Records for this exercise
START
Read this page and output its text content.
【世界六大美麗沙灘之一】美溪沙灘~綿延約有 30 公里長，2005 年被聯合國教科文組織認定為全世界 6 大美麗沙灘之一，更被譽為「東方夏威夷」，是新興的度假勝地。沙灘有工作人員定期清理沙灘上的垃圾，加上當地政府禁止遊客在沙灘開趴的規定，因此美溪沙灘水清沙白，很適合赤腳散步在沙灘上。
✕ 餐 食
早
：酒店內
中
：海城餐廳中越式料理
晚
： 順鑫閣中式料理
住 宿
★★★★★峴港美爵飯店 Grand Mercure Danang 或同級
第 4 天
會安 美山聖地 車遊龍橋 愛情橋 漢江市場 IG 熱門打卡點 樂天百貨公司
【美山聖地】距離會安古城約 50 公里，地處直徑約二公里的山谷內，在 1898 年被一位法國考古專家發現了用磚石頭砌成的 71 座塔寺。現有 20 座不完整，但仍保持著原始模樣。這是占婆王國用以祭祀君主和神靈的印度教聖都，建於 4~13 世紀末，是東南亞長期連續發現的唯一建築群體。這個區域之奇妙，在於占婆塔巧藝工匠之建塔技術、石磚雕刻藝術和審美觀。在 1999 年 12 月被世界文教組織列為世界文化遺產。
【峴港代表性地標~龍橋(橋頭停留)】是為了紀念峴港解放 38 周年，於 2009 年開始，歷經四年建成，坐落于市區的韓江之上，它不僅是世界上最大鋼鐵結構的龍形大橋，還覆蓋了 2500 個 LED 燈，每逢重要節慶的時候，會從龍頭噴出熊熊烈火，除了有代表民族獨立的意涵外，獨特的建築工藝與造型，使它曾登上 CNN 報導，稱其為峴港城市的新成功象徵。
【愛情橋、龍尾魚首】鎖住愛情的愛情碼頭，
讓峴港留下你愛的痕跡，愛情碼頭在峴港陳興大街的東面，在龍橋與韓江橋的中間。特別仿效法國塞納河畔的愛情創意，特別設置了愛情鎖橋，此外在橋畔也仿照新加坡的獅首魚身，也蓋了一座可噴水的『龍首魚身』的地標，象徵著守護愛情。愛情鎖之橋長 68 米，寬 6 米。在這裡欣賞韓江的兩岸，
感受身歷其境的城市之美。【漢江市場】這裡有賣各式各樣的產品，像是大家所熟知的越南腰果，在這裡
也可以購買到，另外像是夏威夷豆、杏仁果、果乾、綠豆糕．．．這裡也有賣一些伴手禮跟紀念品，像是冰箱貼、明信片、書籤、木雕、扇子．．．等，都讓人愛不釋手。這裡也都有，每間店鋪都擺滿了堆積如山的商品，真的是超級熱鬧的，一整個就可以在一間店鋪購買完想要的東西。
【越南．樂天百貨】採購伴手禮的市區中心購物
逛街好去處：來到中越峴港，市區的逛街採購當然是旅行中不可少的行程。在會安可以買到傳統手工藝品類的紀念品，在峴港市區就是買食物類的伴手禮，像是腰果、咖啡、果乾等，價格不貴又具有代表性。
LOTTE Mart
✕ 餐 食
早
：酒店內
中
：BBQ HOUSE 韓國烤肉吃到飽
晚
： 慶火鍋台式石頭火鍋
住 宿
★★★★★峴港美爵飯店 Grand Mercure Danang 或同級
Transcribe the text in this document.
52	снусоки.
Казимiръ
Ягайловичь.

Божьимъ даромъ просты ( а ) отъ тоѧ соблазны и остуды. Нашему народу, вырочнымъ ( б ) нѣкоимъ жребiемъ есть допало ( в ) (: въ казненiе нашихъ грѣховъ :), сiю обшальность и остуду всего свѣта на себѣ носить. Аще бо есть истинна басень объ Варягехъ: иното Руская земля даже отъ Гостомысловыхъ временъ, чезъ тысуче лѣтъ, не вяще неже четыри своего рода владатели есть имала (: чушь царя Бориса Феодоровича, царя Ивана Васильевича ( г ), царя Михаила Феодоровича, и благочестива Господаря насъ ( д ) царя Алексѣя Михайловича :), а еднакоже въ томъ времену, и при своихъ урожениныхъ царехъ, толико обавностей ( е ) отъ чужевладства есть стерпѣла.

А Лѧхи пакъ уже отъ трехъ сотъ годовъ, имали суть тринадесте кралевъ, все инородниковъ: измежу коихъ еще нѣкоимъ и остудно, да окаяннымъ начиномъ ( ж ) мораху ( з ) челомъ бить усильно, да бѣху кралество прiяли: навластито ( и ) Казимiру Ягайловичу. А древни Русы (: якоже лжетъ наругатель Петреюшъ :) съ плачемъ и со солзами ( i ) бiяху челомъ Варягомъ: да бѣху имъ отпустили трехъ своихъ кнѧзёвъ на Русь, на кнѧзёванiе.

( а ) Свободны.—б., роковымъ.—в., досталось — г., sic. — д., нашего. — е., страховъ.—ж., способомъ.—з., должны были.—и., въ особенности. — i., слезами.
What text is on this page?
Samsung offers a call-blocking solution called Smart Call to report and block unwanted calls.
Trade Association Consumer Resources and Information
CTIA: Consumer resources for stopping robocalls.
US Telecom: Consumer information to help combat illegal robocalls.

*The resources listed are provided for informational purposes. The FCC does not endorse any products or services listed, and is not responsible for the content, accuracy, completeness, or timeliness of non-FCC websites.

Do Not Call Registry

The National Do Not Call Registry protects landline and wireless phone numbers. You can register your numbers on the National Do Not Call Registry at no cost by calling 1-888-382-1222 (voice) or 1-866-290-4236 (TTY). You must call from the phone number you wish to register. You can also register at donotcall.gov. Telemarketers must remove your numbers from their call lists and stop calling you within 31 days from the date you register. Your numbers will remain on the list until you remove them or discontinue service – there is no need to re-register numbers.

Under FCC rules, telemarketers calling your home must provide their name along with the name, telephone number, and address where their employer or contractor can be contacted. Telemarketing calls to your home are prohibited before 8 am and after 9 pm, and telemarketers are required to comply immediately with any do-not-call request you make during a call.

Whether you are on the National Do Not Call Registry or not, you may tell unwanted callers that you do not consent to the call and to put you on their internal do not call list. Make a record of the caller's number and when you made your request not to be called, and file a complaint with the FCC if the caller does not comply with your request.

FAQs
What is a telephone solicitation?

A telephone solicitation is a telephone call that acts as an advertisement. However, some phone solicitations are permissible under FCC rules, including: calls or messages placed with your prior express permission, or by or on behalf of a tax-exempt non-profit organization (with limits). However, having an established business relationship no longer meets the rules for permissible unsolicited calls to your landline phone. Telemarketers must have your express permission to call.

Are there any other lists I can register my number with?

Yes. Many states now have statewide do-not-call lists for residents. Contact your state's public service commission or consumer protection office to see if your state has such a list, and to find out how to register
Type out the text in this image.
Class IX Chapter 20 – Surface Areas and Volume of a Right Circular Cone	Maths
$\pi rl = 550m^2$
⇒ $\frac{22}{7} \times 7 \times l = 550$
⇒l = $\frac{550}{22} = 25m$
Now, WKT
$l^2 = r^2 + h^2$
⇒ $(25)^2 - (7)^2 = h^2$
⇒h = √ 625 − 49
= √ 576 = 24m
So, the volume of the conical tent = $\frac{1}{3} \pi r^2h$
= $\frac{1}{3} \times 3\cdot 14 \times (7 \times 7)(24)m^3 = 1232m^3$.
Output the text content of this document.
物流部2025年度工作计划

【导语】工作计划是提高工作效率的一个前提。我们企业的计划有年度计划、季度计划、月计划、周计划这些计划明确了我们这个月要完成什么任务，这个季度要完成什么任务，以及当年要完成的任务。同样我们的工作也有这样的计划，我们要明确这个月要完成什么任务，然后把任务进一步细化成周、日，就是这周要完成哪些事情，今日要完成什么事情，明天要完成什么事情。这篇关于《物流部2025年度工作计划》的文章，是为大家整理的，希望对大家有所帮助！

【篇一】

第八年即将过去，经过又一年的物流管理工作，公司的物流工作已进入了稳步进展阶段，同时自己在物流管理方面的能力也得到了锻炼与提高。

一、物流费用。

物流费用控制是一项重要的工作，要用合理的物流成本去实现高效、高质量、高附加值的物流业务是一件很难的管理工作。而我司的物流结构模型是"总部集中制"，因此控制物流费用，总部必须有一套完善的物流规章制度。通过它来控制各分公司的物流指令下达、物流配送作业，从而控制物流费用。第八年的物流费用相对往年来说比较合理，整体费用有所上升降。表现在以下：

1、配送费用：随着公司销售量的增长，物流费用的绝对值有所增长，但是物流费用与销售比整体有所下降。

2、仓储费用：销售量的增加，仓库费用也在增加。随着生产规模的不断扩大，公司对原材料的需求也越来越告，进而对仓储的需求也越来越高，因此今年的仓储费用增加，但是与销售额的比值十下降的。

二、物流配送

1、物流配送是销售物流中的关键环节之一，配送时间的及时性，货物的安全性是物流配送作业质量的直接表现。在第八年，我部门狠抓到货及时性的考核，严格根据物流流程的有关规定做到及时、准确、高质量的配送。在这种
END
Directions for this task
Point out every line holding the string "content" and copy it.

Answer to the problem
Read this page and output its text content.
*The resources listed are provided for informational purposes. The FCC does not endorse any products or services listed, and is not responsible for the content, accuracy, completeness, or timeliness of non-FCC websites.
Output the text content of this document.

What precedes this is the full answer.